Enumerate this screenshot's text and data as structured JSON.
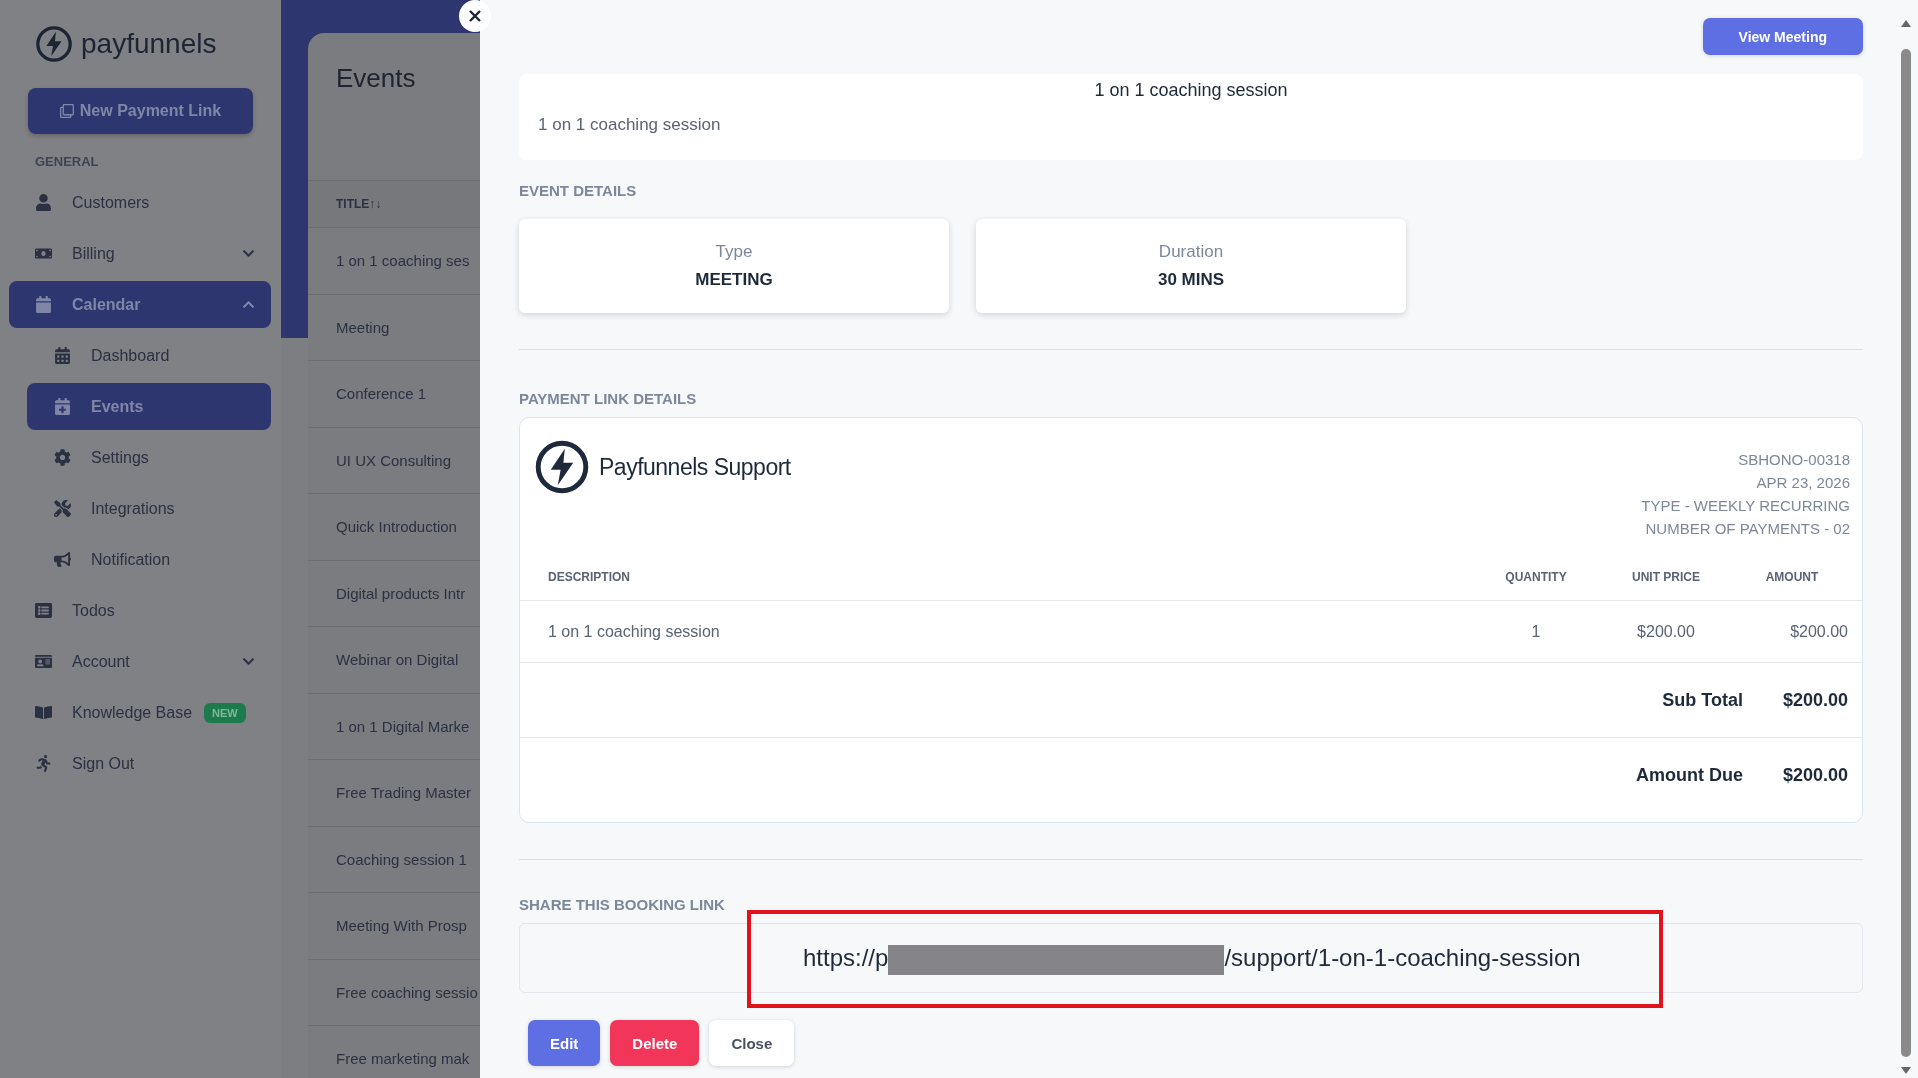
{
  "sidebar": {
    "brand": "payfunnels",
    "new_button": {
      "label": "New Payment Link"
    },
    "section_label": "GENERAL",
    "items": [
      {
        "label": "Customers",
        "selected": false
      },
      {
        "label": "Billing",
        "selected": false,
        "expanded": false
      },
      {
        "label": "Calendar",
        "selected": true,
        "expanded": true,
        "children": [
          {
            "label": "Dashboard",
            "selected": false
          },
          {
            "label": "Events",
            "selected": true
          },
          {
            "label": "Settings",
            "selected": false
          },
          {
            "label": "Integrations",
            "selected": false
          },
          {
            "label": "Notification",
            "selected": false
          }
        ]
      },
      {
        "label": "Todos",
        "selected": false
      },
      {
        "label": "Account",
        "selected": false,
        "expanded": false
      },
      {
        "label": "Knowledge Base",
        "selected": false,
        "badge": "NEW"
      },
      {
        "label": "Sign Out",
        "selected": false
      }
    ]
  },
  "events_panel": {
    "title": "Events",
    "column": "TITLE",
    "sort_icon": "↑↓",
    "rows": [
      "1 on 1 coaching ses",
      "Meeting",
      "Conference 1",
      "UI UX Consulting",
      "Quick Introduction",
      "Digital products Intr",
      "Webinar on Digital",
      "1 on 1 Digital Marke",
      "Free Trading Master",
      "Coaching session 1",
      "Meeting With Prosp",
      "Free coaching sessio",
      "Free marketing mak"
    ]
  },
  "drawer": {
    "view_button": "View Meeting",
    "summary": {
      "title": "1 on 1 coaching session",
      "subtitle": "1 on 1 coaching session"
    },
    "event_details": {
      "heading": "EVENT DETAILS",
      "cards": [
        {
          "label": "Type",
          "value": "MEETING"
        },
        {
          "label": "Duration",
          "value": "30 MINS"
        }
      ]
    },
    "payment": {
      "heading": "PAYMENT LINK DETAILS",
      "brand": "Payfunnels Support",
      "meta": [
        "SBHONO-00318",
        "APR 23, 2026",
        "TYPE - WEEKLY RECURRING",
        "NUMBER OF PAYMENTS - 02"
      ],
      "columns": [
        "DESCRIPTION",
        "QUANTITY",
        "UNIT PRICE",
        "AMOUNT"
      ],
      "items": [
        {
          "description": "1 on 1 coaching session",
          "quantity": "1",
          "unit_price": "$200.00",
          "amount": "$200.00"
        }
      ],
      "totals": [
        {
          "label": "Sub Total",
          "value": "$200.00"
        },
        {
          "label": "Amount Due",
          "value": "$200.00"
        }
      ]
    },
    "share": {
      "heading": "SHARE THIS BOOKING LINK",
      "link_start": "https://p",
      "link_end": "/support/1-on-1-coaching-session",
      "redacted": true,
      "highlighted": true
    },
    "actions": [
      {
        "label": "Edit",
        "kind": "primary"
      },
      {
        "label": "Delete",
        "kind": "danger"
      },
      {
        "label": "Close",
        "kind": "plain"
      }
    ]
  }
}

+++

→ YOUR OBJECTIVE
Set down all the entries exactly as they appear, but skip any pictures.

→ FINAL ANSWER
Enumerate this screenshot's text and data as structured JSON.
{
  "sidebar": {
    "brand": "payfunnels",
    "new_button": {
      "label": "New Payment Link"
    },
    "section_label": "GENERAL",
    "items": [
      {
        "label": "Customers",
        "selected": false
      },
      {
        "label": "Billing",
        "selected": false,
        "expanded": false
      },
      {
        "label": "Calendar",
        "selected": true,
        "expanded": true,
        "children": [
          {
            "label": "Dashboard",
            "selected": false
          },
          {
            "label": "Events",
            "selected": true
          },
          {
            "label": "Settings",
            "selected": false
          },
          {
            "label": "Integrations",
            "selected": false
          },
          {
            "label": "Notification",
            "selected": false
          }
        ]
      },
      {
        "label": "Todos",
        "selected": false
      },
      {
        "label": "Account",
        "selected": false,
        "expanded": false
      },
      {
        "label": "Knowledge Base",
        "selected": false,
        "badge": "NEW"
      },
      {
        "label": "Sign Out",
        "selected": false
      }
    ]
  },
  "events_panel": {
    "title": "Events",
    "column": "TITLE",
    "sort_icon": "↑↓",
    "rows": [
      "1 on 1 coaching ses",
      "Meeting",
      "Conference 1",
      "UI UX Consulting",
      "Quick Introduction",
      "Digital products Intr",
      "Webinar on Digital",
      "1 on 1 Digital Marke",
      "Free Trading Master",
      "Coaching session 1",
      "Meeting With Prosp",
      "Free coaching sessio",
      "Free marketing mak"
    ]
  },
  "drawer": {
    "view_button": "View Meeting",
    "summary": {
      "title": "1 on 1 coaching session",
      "subtitle": "1 on 1 coaching session"
    },
    "event_details": {
      "heading": "EVENT DETAILS",
      "cards": [
        {
          "label": "Type",
          "value": "MEETING"
        },
        {
          "label": "Duration",
          "value": "30 MINS"
        }
      ]
    },
    "payment": {
      "heading": "PAYMENT LINK DETAILS",
      "brand": "Payfunnels Support",
      "meta": [
        "SBHONO-00318",
        "APR 23, 2026",
        "TYPE - WEEKLY RECURRING",
        "NUMBER OF PAYMENTS - 02"
      ],
      "columns": [
        "DESCRIPTION",
        "QUANTITY",
        "UNIT PRICE",
        "AMOUNT"
      ],
      "items": [
        {
          "description": "1 on 1 coaching session",
          "quantity": "1",
          "unit_price": "$200.00",
          "amount": "$200.00"
        }
      ],
      "totals": [
        {
          "label": "Sub Total",
          "value": "$200.00"
        },
        {
          "label": "Amount Due",
          "value": "$200.00"
        }
      ]
    },
    "share": {
      "heading": "SHARE THIS BOOKING LINK",
      "link_start": "https://p",
      "link_end": "/support/1-on-1-coaching-session",
      "redacted": true,
      "highlighted": true
    },
    "actions": [
      {
        "label": "Edit",
        "kind": "primary"
      },
      {
        "label": "Delete",
        "kind": "danger"
      },
      {
        "label": "Close",
        "kind": "plain"
      }
    ]
  }
}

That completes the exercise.